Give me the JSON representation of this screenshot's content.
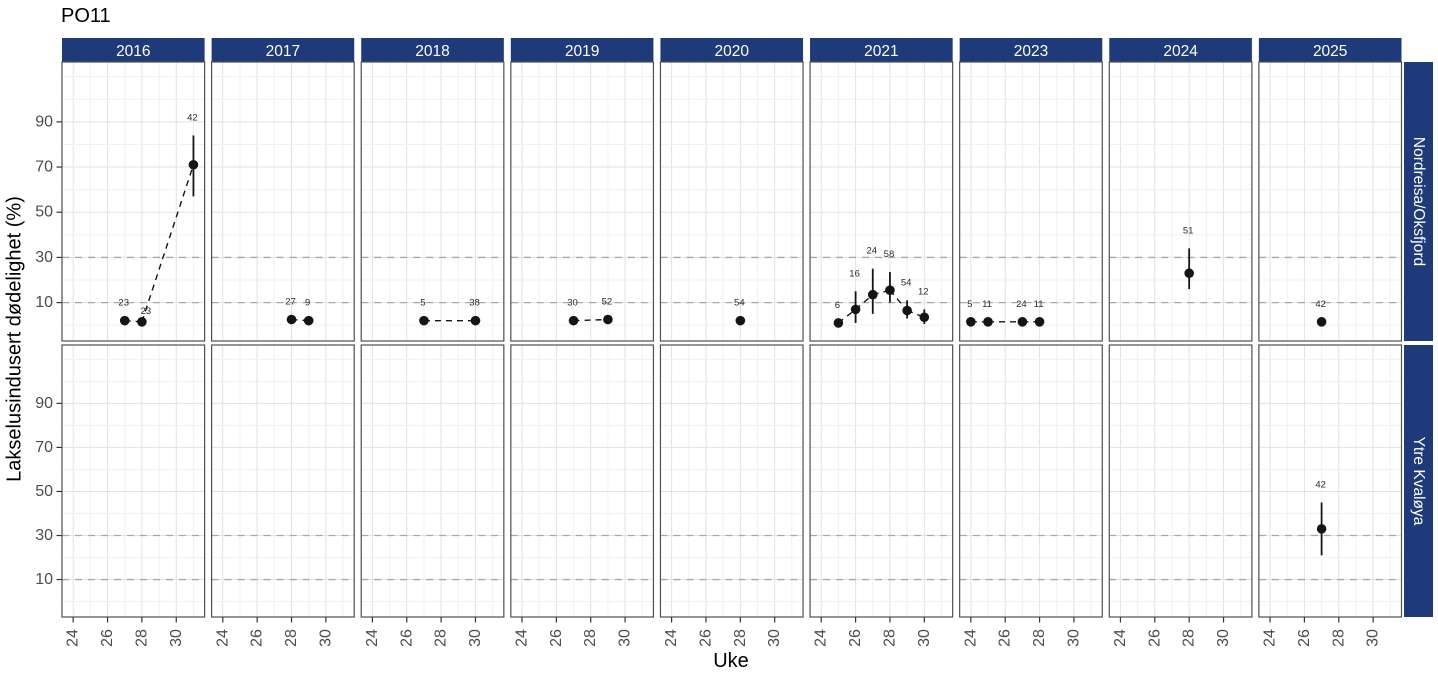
{
  "chart_data": {
    "type": "scatter",
    "title": "PO11",
    "xlabel": "Uke",
    "ylabel": "Lakselusindusert dødelighet (%)",
    "x_ticks": [
      24,
      26,
      28,
      30
    ],
    "x_minor_gridlines": [
      25,
      27,
      29,
      31
    ],
    "x_range": [
      23.35,
      31.65
    ],
    "y_ticks": [
      10,
      30,
      50,
      70,
      90
    ],
    "y_minor_gridlines": [
      0,
      20,
      40,
      60,
      80,
      100,
      110
    ],
    "y_range": [
      -7,
      116.5
    ],
    "dashed_reference_lines": [
      10,
      30
    ],
    "grid": true,
    "legend": "none",
    "col_facets": [
      "2016",
      "2017",
      "2018",
      "2019",
      "2020",
      "2021",
      "2023",
      "2024",
      "2025"
    ],
    "row_facets": [
      "Nordreisa/Oksfjord",
      "Ytre Kvaløya"
    ],
    "colors": {
      "strip_bg": "#1e3a78",
      "strip_text": "#ffffff",
      "point": "#151515",
      "grid_major": "#e2e2e2",
      "grid_minor": "#f1f1f1",
      "dashed_line": "#a8a8a8",
      "panel_border": "#4f4f4f",
      "tick_text": "#4d4d4d",
      "tick_mark": "#333333",
      "point_label": "#2b2b2b"
    },
    "series": [
      {
        "row_facet": "Nordreisa/Oksfjord",
        "col_facet": "2016",
        "points": [
          {
            "week": 27,
            "mortality": 2,
            "ci_low": 2,
            "ci_high": 2,
            "n_label": "23"
          },
          {
            "week": 28,
            "mortality": 1.5,
            "ci_low": 1.5,
            "ci_high": 1.5,
            "n_label": "23",
            "label_dx": 5,
            "label_dy": 7
          },
          {
            "week": 31,
            "mortality": 71,
            "ci_low": 57,
            "ci_high": 84,
            "n_label": "42"
          }
        ]
      },
      {
        "row_facet": "Nordreisa/Oksfjord",
        "col_facet": "2017",
        "points": [
          {
            "week": 28,
            "mortality": 2.5,
            "ci_low": 2.5,
            "ci_high": 2.5,
            "n_label": "27"
          },
          {
            "week": 29,
            "mortality": 2,
            "ci_low": 2,
            "ci_high": 2,
            "n_label": "9"
          }
        ]
      },
      {
        "row_facet": "Nordreisa/Oksfjord",
        "col_facet": "2018",
        "points": [
          {
            "week": 27,
            "mortality": 2,
            "ci_low": 2,
            "ci_high": 2,
            "n_label": "5"
          },
          {
            "week": 30,
            "mortality": 2,
            "ci_low": 2,
            "ci_high": 2,
            "n_label": "38"
          }
        ]
      },
      {
        "row_facet": "Nordreisa/Oksfjord",
        "col_facet": "2019",
        "points": [
          {
            "week": 27,
            "mortality": 2,
            "ci_low": 2,
            "ci_high": 2,
            "n_label": "30"
          },
          {
            "week": 29,
            "mortality": 2.5,
            "ci_low": 2.5,
            "ci_high": 2.5,
            "n_label": "52"
          }
        ]
      },
      {
        "row_facet": "Nordreisa/Oksfjord",
        "col_facet": "2020",
        "points": [
          {
            "week": 28,
            "mortality": 2,
            "ci_low": 2,
            "ci_high": 2,
            "n_label": "54"
          }
        ]
      },
      {
        "row_facet": "Nordreisa/Oksfjord",
        "col_facet": "2021",
        "points": [
          {
            "week": 25,
            "mortality": 1,
            "ci_low": 1,
            "ci_high": 1,
            "n_label": "6"
          },
          {
            "week": 26,
            "mortality": 7,
            "ci_low": 1,
            "ci_high": 15,
            "n_label": "16"
          },
          {
            "week": 27,
            "mortality": 13.5,
            "ci_low": 5,
            "ci_high": 25,
            "n_label": "24"
          },
          {
            "week": 28,
            "mortality": 15.5,
            "ci_low": 10,
            "ci_high": 23.5,
            "n_label": "58"
          },
          {
            "week": 29,
            "mortality": 6.5,
            "ci_low": 3,
            "ci_high": 11,
            "n_label": "54"
          },
          {
            "week": 30,
            "mortality": 3.5,
            "ci_low": 0.5,
            "ci_high": 7,
            "n_label": "12"
          }
        ]
      },
      {
        "row_facet": "Nordreisa/Oksfjord",
        "col_facet": "2023",
        "points": [
          {
            "week": 24,
            "mortality": 1.5,
            "ci_low": 1.5,
            "ci_high": 1.5,
            "n_label": "5"
          },
          {
            "week": 25,
            "mortality": 1.5,
            "ci_low": 1.5,
            "ci_high": 1.5,
            "n_label": "11"
          },
          {
            "week": 27,
            "mortality": 1.5,
            "ci_low": 1.5,
            "ci_high": 1.5,
            "n_label": "24"
          },
          {
            "week": 28,
            "mortality": 1.5,
            "ci_low": 1.5,
            "ci_high": 1.5,
            "n_label": "11"
          }
        ]
      },
      {
        "row_facet": "Nordreisa/Oksfjord",
        "col_facet": "2024",
        "points": [
          {
            "week": 28,
            "mortality": 23,
            "ci_low": 16,
            "ci_high": 34,
            "n_label": "51"
          }
        ]
      },
      {
        "row_facet": "Nordreisa/Oksfjord",
        "col_facet": "2025",
        "points": [
          {
            "week": 27,
            "mortality": 1.5,
            "ci_low": 1.5,
            "ci_high": 1.5,
            "n_label": "42"
          }
        ]
      },
      {
        "row_facet": "Ytre Kvaløya",
        "col_facet": "2025",
        "points": [
          {
            "week": 27,
            "mortality": 33,
            "ci_low": 21,
            "ci_high": 45,
            "n_label": "42"
          }
        ]
      }
    ]
  }
}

# # # # # # #

◆ SHORT EXERCISE:
Print the whole listing above once more, word for word, without its pictures.

◆ ANSWER FOR THIS EXERCISE:
Give me the JSON representation of this screenshot's content.
{
  "chart_data": {
    "type": "scatter",
    "title": "PO11",
    "xlabel": "Uke",
    "ylabel": "Lakselusindusert dødelighet (%)",
    "x_ticks": [
      24,
      26,
      28,
      30
    ],
    "x_minor_gridlines": [
      25,
      27,
      29,
      31
    ],
    "x_range": [
      23.35,
      31.65
    ],
    "y_ticks": [
      10,
      30,
      50,
      70,
      90
    ],
    "y_minor_gridlines": [
      0,
      20,
      40,
      60,
      80,
      100,
      110
    ],
    "y_range": [
      -7,
      116.5
    ],
    "dashed_reference_lines": [
      10,
      30
    ],
    "grid": true,
    "legend": "none",
    "col_facets": [
      "2016",
      "2017",
      "2018",
      "2019",
      "2020",
      "2021",
      "2023",
      "2024",
      "2025"
    ],
    "row_facets": [
      "Nordreisa/Oksfjord",
      "Ytre Kvaløya"
    ],
    "colors": {
      "strip_bg": "#1e3a78",
      "strip_text": "#ffffff",
      "point": "#151515",
      "grid_major": "#e2e2e2",
      "grid_minor": "#f1f1f1",
      "dashed_line": "#a8a8a8",
      "panel_border": "#4f4f4f",
      "tick_text": "#4d4d4d",
      "tick_mark": "#333333",
      "point_label": "#2b2b2b"
    },
    "series": [
      {
        "row_facet": "Nordreisa/Oksfjord",
        "col_facet": "2016",
        "points": [
          {
            "week": 27,
            "mortality": 2,
            "ci_low": 2,
            "ci_high": 2,
            "n_label": "23"
          },
          {
            "week": 28,
            "mortality": 1.5,
            "ci_low": 1.5,
            "ci_high": 1.5,
            "n_label": "23",
            "label_dx": 5,
            "label_dy": 7
          },
          {
            "week": 31,
            "mortality": 71,
            "ci_low": 57,
            "ci_high": 84,
            "n_label": "42"
          }
        ]
      },
      {
        "row_facet": "Nordreisa/Oksfjord",
        "col_facet": "2017",
        "points": [
          {
            "week": 28,
            "mortality": 2.5,
            "ci_low": 2.5,
            "ci_high": 2.5,
            "n_label": "27"
          },
          {
            "week": 29,
            "mortality": 2,
            "ci_low": 2,
            "ci_high": 2,
            "n_label": "9"
          }
        ]
      },
      {
        "row_facet": "Nordreisa/Oksfjord",
        "col_facet": "2018",
        "points": [
          {
            "week": 27,
            "mortality": 2,
            "ci_low": 2,
            "ci_high": 2,
            "n_label": "5"
          },
          {
            "week": 30,
            "mortality": 2,
            "ci_low": 2,
            "ci_high": 2,
            "n_label": "38"
          }
        ]
      },
      {
        "row_facet": "Nordreisa/Oksfjord",
        "col_facet": "2019",
        "points": [
          {
            "week": 27,
            "mortality": 2,
            "ci_low": 2,
            "ci_high": 2,
            "n_label": "30"
          },
          {
            "week": 29,
            "mortality": 2.5,
            "ci_low": 2.5,
            "ci_high": 2.5,
            "n_label": "52"
          }
        ]
      },
      {
        "row_facet": "Nordreisa/Oksfjord",
        "col_facet": "2020",
        "points": [
          {
            "week": 28,
            "mortality": 2,
            "ci_low": 2,
            "ci_high": 2,
            "n_label": "54"
          }
        ]
      },
      {
        "row_facet": "Nordreisa/Oksfjord",
        "col_facet": "2021",
        "points": [
          {
            "week": 25,
            "mortality": 1,
            "ci_low": 1,
            "ci_high": 1,
            "n_label": "6"
          },
          {
            "week": 26,
            "mortality": 7,
            "ci_low": 1,
            "ci_high": 15,
            "n_label": "16"
          },
          {
            "week": 27,
            "mortality": 13.5,
            "ci_low": 5,
            "ci_high": 25,
            "n_label": "24"
          },
          {
            "week": 28,
            "mortality": 15.5,
            "ci_low": 10,
            "ci_high": 23.5,
            "n_label": "58"
          },
          {
            "week": 29,
            "mortality": 6.5,
            "ci_low": 3,
            "ci_high": 11,
            "n_label": "54"
          },
          {
            "week": 30,
            "mortality": 3.5,
            "ci_low": 0.5,
            "ci_high": 7,
            "n_label": "12"
          }
        ]
      },
      {
        "row_facet": "Nordreisa/Oksfjord",
        "col_facet": "2023",
        "points": [
          {
            "week": 24,
            "mortality": 1.5,
            "ci_low": 1.5,
            "ci_high": 1.5,
            "n_label": "5"
          },
          {
            "week": 25,
            "mortality": 1.5,
            "ci_low": 1.5,
            "ci_high": 1.5,
            "n_label": "11"
          },
          {
            "week": 27,
            "mortality": 1.5,
            "ci_low": 1.5,
            "ci_high": 1.5,
            "n_label": "24"
          },
          {
            "week": 28,
            "mortality": 1.5,
            "ci_low": 1.5,
            "ci_high": 1.5,
            "n_label": "11"
          }
        ]
      },
      {
        "row_facet": "Nordreisa/Oksfjord",
        "col_facet": "2024",
        "points": [
          {
            "week": 28,
            "mortality": 23,
            "ci_low": 16,
            "ci_high": 34,
            "n_label": "51"
          }
        ]
      },
      {
        "row_facet": "Nordreisa/Oksfjord",
        "col_facet": "2025",
        "points": [
          {
            "week": 27,
            "mortality": 1.5,
            "ci_low": 1.5,
            "ci_high": 1.5,
            "n_label": "42"
          }
        ]
      },
      {
        "row_facet": "Ytre Kvaløya",
        "col_facet": "2025",
        "points": [
          {
            "week": 27,
            "mortality": 33,
            "ci_low": 21,
            "ci_high": 45,
            "n_label": "42"
          }
        ]
      }
    ]
  }
}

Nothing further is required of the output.